- **What you are asked to do**: Pull out each row below that contains the word "élevée", and copy those rows in full.

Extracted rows
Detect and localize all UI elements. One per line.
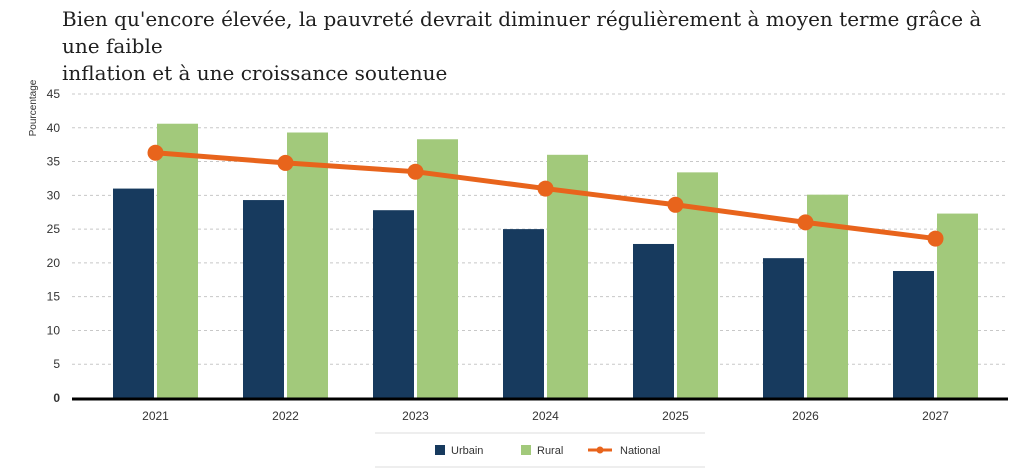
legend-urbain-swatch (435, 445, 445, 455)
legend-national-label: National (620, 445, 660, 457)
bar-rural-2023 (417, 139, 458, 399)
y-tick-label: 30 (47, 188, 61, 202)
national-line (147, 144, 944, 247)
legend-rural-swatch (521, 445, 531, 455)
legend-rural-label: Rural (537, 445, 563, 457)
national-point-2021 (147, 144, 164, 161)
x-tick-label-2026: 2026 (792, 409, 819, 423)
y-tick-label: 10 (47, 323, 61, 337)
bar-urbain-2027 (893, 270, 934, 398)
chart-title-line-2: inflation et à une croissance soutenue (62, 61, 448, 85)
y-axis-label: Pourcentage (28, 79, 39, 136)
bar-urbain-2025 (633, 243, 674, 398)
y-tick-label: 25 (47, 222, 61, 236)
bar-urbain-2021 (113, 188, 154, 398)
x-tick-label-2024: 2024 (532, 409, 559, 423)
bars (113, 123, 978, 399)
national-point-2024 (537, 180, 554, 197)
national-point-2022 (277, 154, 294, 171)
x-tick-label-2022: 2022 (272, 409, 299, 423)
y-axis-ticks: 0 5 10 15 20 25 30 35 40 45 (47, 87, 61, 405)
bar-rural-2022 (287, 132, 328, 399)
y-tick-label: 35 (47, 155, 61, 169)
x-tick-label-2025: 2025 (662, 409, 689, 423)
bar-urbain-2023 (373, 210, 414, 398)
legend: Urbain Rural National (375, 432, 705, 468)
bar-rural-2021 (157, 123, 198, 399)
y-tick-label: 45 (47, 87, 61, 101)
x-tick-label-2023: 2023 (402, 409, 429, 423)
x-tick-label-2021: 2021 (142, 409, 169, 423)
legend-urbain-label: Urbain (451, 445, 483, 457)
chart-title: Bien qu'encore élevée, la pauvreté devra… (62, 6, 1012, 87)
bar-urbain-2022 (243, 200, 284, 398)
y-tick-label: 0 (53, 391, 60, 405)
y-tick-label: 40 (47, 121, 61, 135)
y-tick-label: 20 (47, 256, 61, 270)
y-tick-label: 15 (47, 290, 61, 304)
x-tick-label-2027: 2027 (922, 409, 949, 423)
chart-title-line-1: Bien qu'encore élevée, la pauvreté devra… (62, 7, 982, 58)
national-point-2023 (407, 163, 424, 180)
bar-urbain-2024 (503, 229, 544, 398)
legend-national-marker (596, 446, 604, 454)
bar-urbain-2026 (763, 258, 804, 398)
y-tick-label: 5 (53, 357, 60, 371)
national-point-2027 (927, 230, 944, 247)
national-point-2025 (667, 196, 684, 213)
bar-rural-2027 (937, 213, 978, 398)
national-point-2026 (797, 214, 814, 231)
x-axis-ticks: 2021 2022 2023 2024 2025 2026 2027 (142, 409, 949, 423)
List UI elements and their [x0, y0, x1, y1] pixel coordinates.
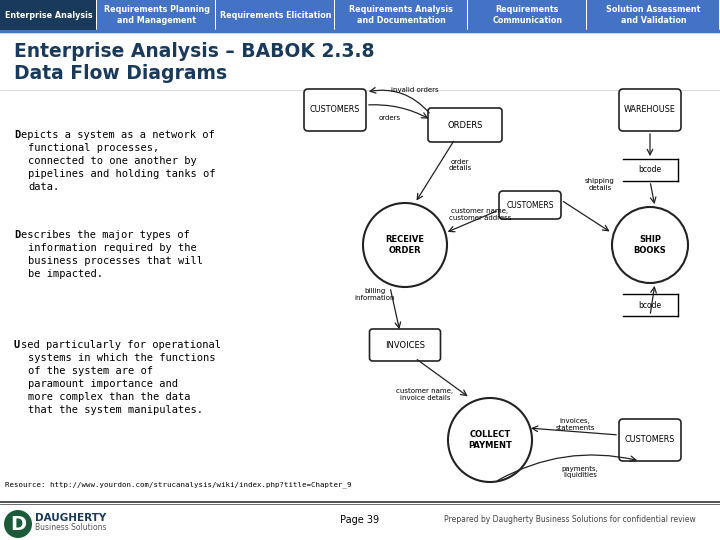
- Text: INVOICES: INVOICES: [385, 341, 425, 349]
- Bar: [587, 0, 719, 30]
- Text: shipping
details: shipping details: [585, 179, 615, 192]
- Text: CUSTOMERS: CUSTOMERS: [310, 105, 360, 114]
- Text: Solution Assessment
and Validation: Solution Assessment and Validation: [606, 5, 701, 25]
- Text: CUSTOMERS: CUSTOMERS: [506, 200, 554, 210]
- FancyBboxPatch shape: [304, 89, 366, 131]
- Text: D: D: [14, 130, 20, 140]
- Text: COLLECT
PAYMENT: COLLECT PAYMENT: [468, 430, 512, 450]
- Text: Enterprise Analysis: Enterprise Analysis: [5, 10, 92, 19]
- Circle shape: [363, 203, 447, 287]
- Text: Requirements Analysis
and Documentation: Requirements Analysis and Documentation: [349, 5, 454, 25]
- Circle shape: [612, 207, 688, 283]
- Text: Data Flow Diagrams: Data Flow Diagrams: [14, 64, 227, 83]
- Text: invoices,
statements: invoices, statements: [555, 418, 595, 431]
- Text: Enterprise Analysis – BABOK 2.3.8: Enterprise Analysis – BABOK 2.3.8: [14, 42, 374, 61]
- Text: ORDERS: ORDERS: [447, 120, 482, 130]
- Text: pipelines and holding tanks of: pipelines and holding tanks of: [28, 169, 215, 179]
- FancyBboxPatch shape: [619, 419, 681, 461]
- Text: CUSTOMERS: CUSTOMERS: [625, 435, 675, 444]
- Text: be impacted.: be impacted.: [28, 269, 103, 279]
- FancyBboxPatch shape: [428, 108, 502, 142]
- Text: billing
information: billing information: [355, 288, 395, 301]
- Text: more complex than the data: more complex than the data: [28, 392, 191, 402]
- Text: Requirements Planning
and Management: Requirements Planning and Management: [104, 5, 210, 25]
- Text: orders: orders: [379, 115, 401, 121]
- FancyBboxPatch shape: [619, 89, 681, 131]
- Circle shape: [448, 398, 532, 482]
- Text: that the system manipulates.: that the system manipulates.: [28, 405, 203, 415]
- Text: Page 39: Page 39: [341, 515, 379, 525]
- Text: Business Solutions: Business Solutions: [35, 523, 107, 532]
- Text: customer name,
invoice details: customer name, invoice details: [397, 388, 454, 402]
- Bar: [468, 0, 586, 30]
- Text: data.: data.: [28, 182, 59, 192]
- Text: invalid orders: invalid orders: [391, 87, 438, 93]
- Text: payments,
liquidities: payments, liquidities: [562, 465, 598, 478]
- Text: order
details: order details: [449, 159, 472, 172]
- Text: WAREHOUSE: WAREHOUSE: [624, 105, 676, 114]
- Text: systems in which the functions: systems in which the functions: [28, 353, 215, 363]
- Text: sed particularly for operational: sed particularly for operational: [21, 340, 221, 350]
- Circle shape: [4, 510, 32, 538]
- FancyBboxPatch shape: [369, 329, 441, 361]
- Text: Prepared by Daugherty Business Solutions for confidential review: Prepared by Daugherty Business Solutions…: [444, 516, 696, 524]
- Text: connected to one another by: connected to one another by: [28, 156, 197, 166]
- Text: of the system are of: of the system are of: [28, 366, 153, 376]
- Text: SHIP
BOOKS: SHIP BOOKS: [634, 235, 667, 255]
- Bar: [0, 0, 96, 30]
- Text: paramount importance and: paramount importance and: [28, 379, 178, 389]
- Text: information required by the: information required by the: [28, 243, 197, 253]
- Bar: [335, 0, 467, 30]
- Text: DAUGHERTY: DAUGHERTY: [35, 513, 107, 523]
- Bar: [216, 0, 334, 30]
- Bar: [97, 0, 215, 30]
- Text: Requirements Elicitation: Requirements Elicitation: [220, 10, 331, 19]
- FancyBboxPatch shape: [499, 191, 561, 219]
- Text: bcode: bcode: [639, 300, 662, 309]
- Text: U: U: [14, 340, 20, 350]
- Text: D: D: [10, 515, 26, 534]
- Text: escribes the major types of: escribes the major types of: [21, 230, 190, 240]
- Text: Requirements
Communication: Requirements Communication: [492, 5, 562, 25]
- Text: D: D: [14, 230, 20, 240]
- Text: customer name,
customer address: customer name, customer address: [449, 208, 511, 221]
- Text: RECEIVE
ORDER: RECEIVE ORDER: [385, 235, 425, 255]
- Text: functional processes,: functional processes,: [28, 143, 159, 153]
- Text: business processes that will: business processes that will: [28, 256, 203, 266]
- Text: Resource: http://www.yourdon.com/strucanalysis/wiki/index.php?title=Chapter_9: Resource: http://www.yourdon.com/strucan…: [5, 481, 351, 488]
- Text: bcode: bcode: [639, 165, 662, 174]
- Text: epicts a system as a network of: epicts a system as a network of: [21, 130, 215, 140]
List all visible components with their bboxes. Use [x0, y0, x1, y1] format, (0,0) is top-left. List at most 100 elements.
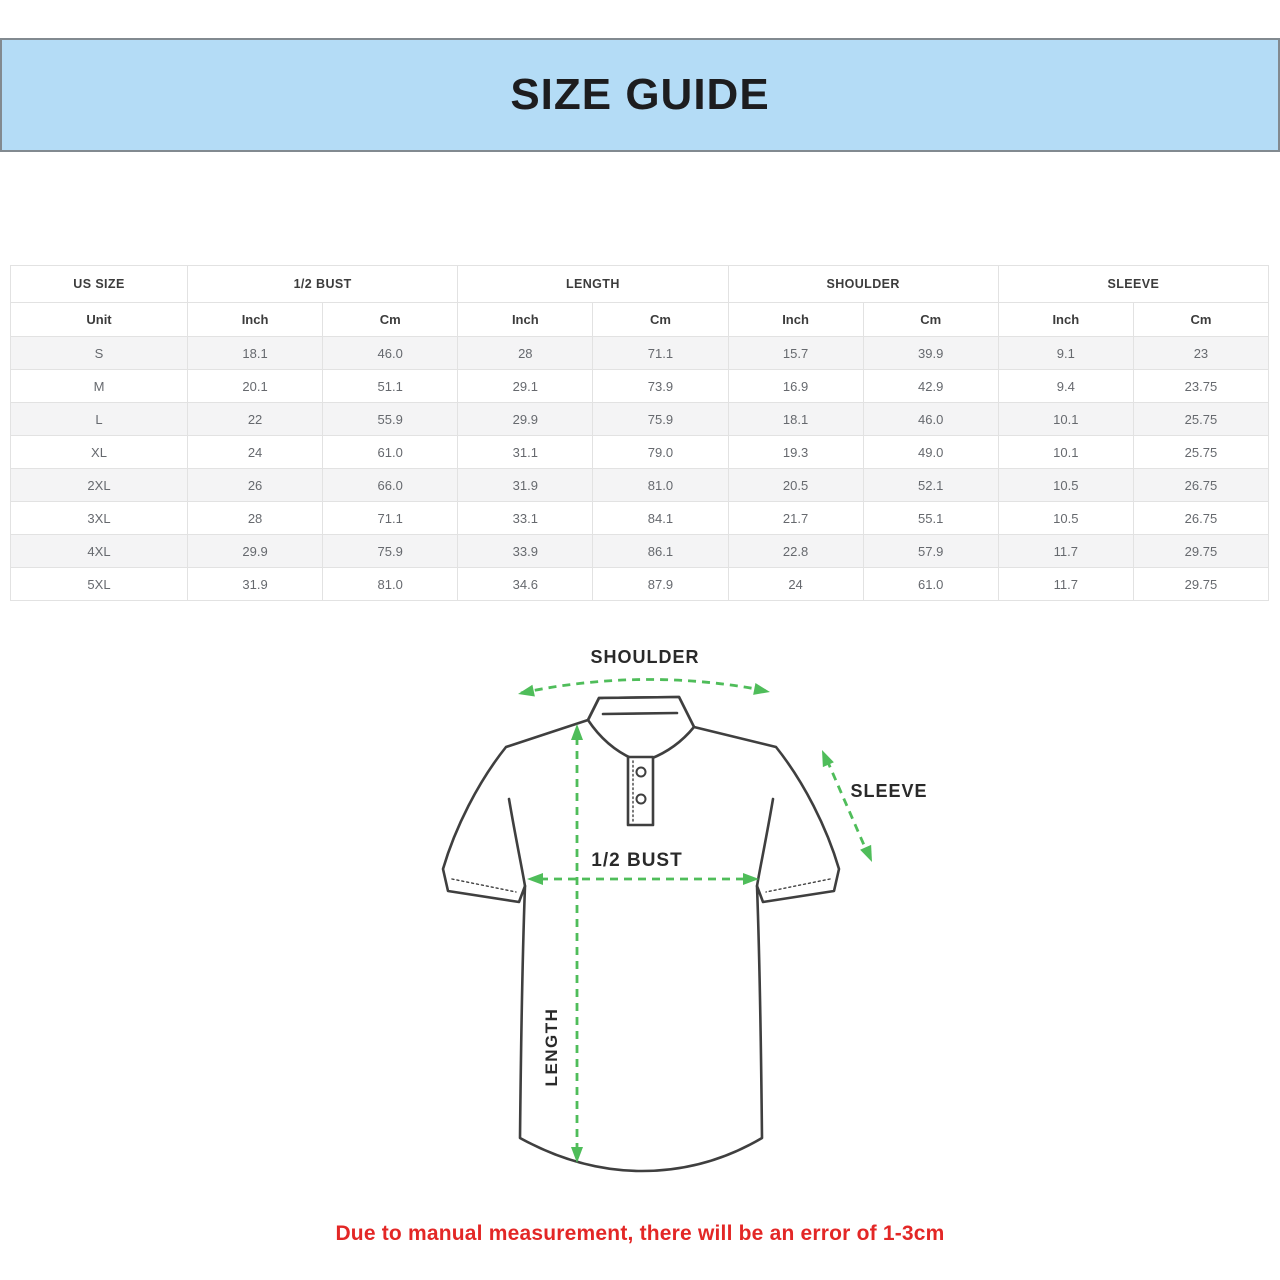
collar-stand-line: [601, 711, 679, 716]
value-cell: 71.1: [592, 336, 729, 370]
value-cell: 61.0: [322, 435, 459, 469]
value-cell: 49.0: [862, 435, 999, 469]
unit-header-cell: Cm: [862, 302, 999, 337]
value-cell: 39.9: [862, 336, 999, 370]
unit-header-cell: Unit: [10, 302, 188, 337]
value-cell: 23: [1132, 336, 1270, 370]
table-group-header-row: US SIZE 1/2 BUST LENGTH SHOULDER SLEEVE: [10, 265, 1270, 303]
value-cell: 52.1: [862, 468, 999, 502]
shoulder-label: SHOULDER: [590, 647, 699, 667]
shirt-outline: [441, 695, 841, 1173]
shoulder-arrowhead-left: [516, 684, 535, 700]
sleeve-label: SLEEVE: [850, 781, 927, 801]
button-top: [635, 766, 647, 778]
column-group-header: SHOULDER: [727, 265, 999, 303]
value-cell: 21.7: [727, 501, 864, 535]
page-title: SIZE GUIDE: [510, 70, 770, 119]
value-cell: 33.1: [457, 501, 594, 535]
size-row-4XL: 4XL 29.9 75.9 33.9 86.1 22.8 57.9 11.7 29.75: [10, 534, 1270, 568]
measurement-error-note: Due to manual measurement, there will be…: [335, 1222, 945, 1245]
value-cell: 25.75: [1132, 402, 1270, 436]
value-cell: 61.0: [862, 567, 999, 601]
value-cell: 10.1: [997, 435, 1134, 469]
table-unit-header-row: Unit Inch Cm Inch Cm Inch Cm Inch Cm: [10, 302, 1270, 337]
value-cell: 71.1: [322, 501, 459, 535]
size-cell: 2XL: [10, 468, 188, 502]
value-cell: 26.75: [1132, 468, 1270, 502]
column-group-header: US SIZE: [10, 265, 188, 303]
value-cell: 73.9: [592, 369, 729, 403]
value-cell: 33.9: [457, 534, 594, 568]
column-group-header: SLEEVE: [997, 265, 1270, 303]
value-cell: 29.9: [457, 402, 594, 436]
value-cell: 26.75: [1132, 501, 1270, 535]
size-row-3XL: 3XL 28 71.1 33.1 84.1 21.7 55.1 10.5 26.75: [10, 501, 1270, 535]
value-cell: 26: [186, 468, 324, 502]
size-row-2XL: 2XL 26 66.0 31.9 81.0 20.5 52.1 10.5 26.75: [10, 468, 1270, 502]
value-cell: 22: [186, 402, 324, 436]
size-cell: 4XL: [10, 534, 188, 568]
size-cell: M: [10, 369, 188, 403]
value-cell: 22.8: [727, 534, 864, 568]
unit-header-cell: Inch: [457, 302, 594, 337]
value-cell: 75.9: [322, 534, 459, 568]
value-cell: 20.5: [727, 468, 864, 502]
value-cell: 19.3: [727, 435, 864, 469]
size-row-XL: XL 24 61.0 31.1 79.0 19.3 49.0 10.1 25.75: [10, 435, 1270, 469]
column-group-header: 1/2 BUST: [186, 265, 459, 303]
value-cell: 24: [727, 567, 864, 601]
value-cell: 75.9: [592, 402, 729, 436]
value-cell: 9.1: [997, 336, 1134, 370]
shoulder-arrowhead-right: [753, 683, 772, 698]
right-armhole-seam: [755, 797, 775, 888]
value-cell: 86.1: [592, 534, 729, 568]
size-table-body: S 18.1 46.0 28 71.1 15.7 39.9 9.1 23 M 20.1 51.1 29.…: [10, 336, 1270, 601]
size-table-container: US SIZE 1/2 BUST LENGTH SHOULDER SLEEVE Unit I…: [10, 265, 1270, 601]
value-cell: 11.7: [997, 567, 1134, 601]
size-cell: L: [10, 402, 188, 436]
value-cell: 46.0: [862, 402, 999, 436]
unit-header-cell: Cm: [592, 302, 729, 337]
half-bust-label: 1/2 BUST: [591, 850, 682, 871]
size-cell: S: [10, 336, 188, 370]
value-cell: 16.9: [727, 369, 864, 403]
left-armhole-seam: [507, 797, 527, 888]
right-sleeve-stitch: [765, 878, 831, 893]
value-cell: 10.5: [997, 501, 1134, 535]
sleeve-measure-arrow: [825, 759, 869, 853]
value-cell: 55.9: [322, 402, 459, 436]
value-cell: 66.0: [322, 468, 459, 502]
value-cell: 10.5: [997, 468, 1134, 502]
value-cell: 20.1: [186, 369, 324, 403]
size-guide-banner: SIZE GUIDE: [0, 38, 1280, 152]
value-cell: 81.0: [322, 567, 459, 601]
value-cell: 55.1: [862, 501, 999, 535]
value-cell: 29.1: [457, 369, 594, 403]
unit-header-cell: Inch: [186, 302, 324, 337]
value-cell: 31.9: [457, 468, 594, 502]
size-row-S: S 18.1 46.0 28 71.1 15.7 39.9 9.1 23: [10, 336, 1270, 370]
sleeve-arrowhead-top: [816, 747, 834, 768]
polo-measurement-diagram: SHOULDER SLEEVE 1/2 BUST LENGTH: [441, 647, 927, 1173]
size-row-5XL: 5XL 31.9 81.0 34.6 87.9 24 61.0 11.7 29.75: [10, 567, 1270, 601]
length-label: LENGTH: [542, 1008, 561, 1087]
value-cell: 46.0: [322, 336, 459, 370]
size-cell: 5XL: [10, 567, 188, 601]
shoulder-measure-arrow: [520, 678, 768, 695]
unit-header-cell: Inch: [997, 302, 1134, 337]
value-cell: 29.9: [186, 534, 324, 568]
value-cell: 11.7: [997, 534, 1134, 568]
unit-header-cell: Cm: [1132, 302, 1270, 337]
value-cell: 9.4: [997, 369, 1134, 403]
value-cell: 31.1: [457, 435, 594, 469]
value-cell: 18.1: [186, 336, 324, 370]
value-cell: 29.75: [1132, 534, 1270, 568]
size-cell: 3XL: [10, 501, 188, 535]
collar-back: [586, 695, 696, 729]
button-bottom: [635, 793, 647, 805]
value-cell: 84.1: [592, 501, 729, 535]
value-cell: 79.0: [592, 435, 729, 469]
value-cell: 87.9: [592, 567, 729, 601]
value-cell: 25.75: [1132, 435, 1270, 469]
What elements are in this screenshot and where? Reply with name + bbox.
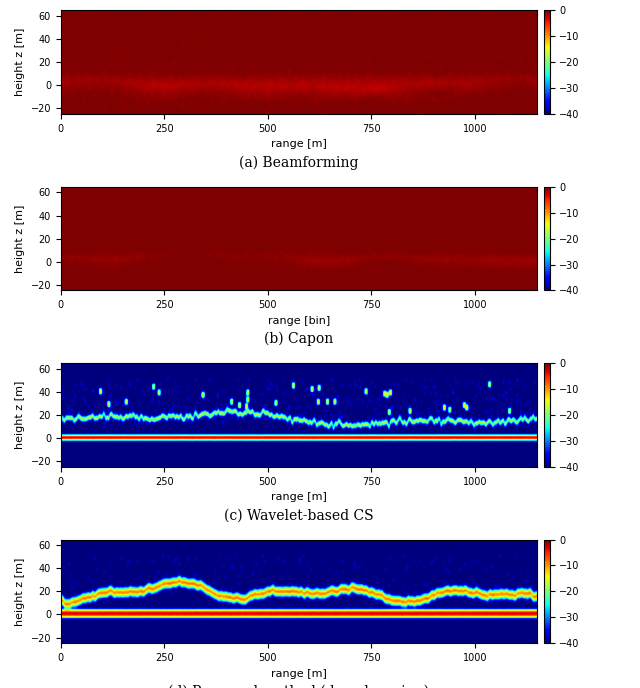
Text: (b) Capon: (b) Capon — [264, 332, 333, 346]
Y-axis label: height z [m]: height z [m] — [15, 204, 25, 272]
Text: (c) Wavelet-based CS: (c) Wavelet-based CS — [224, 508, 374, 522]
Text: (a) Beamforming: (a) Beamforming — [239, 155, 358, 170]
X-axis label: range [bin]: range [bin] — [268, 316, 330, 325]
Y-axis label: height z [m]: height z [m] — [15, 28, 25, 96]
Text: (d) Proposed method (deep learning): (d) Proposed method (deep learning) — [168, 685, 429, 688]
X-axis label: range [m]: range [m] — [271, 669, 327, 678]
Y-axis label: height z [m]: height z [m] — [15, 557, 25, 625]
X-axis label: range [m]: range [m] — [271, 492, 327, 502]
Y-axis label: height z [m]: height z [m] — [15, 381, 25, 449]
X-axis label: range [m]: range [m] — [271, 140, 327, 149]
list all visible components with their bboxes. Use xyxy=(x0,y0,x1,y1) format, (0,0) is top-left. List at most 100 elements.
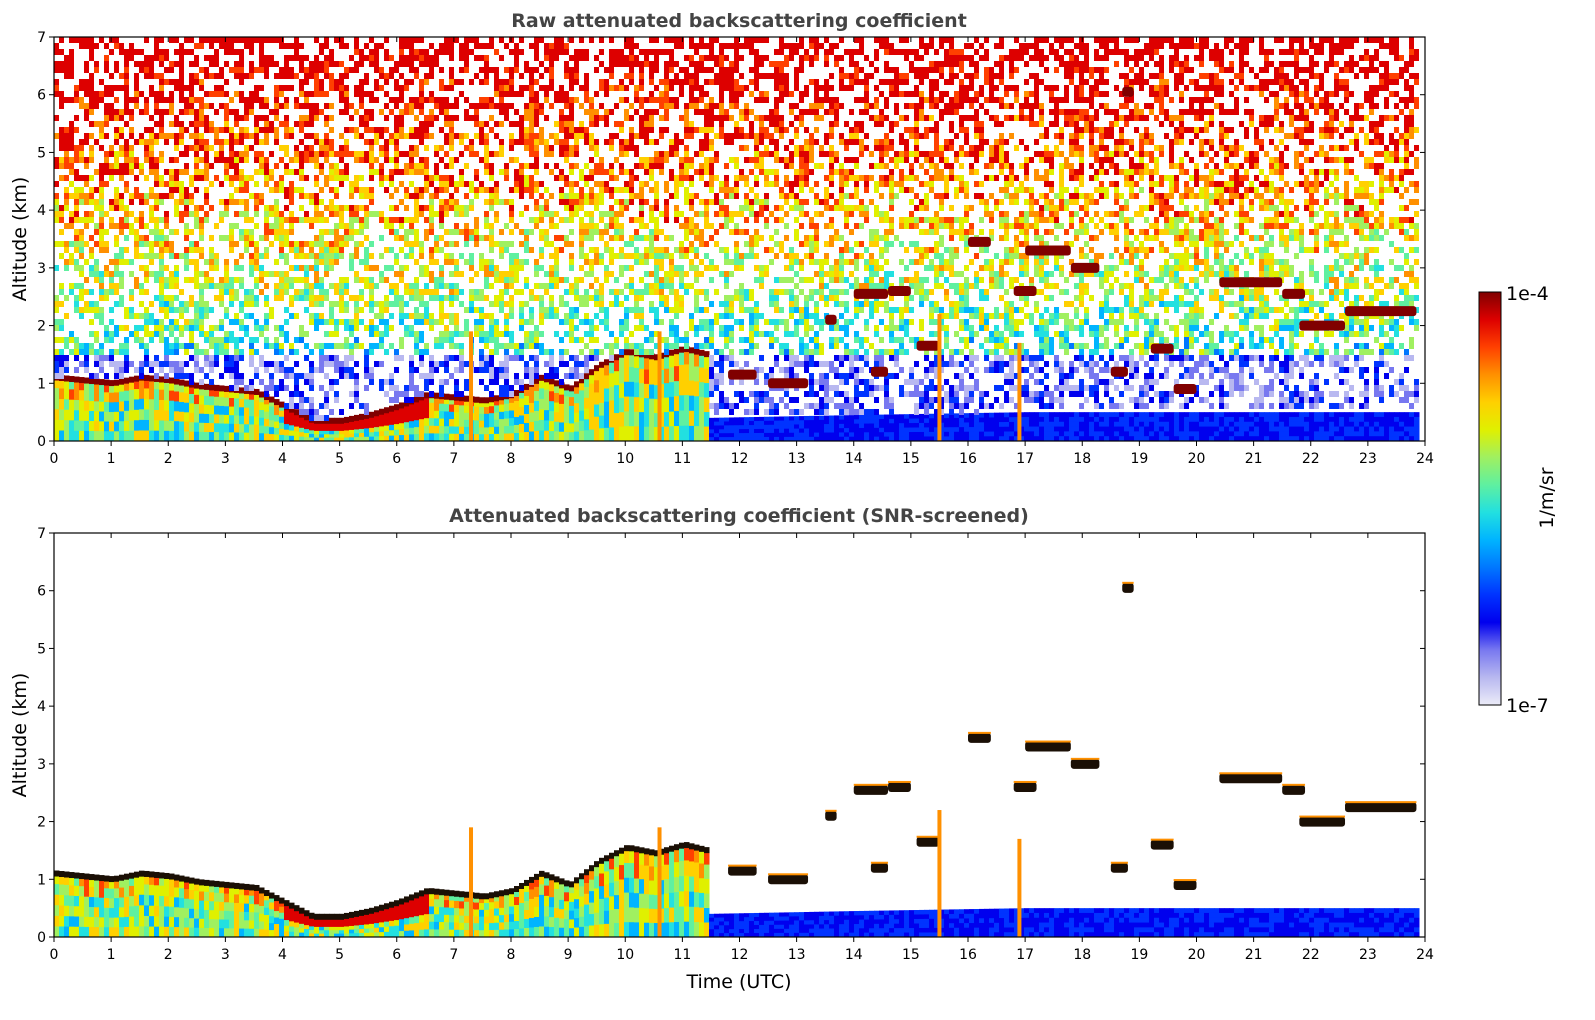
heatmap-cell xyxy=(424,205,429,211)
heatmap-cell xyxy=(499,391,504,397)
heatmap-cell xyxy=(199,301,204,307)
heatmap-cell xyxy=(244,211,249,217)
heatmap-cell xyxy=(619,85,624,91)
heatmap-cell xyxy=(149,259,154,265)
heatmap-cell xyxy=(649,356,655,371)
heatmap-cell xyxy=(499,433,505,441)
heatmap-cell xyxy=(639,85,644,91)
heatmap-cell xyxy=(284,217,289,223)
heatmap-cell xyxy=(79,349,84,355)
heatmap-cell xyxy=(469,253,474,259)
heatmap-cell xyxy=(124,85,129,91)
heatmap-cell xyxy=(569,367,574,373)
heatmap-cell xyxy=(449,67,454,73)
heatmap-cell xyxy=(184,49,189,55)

- **Response below**:
chart-title: Bien qu'encore élevée, la pauvreté devra… (62, 6, 1012, 87)
chart-title-line-1: Bien qu'encore élevée, la pauvreté devra… (62, 7, 982, 58)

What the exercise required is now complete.